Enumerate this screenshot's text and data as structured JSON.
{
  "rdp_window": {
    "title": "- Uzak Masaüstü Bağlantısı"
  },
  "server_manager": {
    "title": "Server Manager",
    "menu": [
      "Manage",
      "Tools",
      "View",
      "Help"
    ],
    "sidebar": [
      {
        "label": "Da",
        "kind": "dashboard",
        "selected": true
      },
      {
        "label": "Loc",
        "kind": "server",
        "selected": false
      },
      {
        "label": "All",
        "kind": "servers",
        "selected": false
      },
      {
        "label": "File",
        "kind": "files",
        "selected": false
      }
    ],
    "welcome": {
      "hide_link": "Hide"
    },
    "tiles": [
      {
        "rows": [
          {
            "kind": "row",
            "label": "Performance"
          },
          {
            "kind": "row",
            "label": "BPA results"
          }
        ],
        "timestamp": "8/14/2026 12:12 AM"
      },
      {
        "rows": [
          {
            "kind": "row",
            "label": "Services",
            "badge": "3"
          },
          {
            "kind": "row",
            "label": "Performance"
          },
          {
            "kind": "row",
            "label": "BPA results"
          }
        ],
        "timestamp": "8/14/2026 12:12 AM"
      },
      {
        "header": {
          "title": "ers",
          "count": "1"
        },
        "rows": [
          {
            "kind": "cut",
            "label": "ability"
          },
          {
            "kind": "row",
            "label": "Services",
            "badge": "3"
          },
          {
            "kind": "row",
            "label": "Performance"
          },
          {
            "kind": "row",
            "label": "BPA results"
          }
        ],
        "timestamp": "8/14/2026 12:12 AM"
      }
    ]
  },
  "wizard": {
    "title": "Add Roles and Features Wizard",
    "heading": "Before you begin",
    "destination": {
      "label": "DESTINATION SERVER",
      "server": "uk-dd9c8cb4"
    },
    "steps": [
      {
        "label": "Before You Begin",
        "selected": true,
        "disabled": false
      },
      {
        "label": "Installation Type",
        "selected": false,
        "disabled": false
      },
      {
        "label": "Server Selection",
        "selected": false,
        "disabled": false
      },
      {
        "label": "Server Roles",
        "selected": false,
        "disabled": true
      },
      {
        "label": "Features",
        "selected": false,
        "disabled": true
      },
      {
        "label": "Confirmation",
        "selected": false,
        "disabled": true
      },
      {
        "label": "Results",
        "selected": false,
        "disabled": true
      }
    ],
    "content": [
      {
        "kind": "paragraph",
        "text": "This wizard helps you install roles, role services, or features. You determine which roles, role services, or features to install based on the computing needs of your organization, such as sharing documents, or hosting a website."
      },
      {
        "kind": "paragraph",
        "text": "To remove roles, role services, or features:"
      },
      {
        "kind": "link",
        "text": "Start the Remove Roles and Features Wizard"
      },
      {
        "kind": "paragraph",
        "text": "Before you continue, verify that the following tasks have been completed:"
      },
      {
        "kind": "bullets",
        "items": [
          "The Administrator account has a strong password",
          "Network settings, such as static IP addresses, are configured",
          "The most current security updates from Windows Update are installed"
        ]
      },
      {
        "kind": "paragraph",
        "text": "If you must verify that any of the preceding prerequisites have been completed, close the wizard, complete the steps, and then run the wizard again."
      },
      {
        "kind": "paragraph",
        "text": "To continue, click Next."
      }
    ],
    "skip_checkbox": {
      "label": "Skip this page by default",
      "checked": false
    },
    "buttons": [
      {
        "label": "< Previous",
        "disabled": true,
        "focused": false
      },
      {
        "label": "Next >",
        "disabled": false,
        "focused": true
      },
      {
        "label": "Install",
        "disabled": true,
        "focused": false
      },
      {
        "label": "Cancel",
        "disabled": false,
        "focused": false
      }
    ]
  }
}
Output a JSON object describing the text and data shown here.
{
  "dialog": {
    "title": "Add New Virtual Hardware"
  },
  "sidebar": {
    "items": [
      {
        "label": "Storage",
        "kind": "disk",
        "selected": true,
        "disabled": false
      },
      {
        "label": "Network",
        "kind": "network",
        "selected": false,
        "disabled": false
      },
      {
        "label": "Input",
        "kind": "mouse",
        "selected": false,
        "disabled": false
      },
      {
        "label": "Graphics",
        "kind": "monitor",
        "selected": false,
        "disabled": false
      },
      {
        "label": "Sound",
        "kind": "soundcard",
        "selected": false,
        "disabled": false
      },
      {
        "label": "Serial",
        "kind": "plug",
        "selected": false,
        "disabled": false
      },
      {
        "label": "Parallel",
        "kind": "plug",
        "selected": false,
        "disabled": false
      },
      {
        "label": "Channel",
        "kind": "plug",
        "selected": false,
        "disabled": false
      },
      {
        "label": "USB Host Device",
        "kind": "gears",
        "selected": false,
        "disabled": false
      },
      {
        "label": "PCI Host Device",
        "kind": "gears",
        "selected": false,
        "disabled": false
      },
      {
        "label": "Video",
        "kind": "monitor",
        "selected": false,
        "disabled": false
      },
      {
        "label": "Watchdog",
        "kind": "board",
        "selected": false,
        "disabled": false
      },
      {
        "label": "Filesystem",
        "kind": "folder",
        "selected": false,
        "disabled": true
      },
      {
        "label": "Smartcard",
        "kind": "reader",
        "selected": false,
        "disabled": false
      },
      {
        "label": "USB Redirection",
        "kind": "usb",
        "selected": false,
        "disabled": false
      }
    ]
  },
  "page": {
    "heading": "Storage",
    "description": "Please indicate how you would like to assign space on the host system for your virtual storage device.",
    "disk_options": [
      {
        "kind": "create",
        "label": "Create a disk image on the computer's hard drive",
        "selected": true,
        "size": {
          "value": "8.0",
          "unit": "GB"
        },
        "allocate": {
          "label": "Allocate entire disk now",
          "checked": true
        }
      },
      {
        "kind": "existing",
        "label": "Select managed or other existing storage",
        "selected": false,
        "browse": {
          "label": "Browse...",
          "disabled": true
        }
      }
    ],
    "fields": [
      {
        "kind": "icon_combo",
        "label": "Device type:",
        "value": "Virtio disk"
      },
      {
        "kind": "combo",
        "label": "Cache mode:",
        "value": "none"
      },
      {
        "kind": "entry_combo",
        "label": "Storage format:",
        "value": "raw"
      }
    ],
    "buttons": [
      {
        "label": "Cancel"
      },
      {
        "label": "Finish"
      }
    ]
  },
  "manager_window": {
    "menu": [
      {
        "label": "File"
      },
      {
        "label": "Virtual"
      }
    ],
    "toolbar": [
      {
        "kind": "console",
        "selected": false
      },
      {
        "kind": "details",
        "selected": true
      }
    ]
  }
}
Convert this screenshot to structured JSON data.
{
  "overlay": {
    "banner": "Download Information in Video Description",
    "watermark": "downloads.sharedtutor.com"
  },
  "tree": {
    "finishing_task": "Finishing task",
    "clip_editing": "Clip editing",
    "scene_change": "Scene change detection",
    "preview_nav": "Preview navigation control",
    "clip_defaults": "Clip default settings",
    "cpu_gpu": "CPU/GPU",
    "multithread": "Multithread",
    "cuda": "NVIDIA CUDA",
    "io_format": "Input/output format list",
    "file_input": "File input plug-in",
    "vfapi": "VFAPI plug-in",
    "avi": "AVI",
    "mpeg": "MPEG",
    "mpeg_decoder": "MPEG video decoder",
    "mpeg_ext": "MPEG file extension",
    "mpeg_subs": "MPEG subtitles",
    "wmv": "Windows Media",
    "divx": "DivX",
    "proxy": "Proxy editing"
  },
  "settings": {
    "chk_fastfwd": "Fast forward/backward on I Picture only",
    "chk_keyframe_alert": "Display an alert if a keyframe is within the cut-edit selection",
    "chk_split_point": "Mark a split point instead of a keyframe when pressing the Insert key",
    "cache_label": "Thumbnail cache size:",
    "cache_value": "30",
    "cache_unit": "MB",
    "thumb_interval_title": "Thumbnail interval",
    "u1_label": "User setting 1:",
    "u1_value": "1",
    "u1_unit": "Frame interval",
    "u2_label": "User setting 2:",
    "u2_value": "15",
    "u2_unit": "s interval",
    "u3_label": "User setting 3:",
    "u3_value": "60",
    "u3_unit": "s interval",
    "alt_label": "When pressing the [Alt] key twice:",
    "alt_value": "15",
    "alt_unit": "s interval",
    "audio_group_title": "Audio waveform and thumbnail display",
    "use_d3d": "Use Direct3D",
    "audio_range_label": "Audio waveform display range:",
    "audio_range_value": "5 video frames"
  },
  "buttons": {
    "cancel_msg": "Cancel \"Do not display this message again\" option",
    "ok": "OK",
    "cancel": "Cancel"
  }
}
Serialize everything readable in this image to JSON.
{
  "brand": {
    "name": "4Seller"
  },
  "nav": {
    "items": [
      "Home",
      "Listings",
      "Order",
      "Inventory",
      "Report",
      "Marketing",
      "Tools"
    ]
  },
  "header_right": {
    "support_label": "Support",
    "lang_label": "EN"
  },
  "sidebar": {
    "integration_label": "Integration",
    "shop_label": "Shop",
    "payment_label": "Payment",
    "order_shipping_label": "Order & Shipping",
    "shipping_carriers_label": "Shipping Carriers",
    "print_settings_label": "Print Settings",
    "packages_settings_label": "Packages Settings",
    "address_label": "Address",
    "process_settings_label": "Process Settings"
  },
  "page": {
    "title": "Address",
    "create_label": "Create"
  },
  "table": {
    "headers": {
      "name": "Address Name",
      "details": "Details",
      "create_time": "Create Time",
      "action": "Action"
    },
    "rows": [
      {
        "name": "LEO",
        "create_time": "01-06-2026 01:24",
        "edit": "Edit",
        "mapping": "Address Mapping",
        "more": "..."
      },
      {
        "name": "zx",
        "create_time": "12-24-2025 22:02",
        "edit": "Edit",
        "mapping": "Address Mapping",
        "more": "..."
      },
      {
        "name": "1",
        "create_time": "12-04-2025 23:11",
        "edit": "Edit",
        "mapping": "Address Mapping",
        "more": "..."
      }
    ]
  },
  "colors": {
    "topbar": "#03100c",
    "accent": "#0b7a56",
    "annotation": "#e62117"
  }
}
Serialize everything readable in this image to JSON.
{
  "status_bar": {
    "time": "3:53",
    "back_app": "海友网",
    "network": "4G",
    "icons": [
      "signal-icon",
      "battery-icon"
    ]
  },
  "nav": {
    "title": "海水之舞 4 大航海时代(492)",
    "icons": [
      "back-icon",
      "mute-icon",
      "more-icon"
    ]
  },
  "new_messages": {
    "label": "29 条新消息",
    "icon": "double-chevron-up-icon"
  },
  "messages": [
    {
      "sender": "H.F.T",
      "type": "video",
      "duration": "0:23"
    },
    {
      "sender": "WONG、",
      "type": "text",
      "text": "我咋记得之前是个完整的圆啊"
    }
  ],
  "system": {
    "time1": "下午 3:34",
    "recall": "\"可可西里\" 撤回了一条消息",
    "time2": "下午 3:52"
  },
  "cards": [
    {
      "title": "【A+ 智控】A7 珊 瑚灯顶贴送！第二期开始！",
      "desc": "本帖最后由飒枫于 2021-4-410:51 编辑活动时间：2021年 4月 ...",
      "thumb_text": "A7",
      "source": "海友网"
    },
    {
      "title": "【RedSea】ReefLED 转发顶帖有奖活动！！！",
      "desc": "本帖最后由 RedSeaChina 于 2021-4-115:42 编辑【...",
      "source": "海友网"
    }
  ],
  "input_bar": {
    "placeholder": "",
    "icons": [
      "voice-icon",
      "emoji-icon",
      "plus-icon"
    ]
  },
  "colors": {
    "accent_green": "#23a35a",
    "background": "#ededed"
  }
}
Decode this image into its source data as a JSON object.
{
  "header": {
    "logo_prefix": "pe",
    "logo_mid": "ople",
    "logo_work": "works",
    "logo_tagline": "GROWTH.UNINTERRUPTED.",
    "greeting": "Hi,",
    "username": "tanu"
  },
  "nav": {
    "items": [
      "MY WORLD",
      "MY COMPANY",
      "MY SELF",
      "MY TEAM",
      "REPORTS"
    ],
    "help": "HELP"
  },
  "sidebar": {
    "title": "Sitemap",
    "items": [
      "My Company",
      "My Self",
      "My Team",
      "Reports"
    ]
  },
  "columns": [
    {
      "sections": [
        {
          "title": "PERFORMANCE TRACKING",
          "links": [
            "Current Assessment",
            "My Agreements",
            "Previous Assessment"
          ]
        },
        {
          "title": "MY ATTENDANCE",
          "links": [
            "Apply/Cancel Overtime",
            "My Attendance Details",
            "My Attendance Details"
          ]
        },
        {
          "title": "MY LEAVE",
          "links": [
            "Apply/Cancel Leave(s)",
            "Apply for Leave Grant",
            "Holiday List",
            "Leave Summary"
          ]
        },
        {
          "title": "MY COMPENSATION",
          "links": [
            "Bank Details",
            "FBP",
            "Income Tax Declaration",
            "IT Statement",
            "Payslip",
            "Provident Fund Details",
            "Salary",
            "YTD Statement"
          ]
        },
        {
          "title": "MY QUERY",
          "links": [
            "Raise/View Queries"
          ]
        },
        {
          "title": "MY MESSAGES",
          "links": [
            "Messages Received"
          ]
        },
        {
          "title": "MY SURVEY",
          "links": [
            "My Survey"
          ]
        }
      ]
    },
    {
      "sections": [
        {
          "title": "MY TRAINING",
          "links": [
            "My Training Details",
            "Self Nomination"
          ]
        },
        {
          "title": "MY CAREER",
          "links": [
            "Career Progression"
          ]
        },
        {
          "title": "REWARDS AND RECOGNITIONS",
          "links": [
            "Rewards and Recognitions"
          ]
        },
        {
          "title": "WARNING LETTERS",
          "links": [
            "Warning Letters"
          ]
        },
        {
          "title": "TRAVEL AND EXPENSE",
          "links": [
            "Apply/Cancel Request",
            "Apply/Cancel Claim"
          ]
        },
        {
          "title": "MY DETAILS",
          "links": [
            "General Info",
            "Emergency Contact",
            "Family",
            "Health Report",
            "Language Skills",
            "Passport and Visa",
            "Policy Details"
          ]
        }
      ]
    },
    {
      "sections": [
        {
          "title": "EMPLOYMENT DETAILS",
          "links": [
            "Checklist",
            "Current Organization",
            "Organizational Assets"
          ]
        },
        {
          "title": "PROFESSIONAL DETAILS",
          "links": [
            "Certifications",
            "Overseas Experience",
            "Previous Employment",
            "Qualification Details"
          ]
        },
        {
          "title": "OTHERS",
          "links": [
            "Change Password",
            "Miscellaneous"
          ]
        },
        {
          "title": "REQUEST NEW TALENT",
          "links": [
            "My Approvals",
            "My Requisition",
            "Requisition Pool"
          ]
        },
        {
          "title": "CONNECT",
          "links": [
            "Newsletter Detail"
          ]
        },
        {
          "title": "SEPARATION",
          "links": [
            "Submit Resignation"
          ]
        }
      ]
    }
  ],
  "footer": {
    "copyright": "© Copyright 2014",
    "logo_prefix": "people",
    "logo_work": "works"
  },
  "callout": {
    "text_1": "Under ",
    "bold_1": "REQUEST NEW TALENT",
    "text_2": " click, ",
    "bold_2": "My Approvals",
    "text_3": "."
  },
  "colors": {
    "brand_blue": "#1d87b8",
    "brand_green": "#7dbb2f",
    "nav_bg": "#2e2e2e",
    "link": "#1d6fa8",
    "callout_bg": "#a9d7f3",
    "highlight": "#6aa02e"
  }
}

**Task instructions:** Copy each line of the listing that includes "editing".

**Response for this exercise:**
    "clip_editing": "Clip editing",
    "proxy": "Proxy editing"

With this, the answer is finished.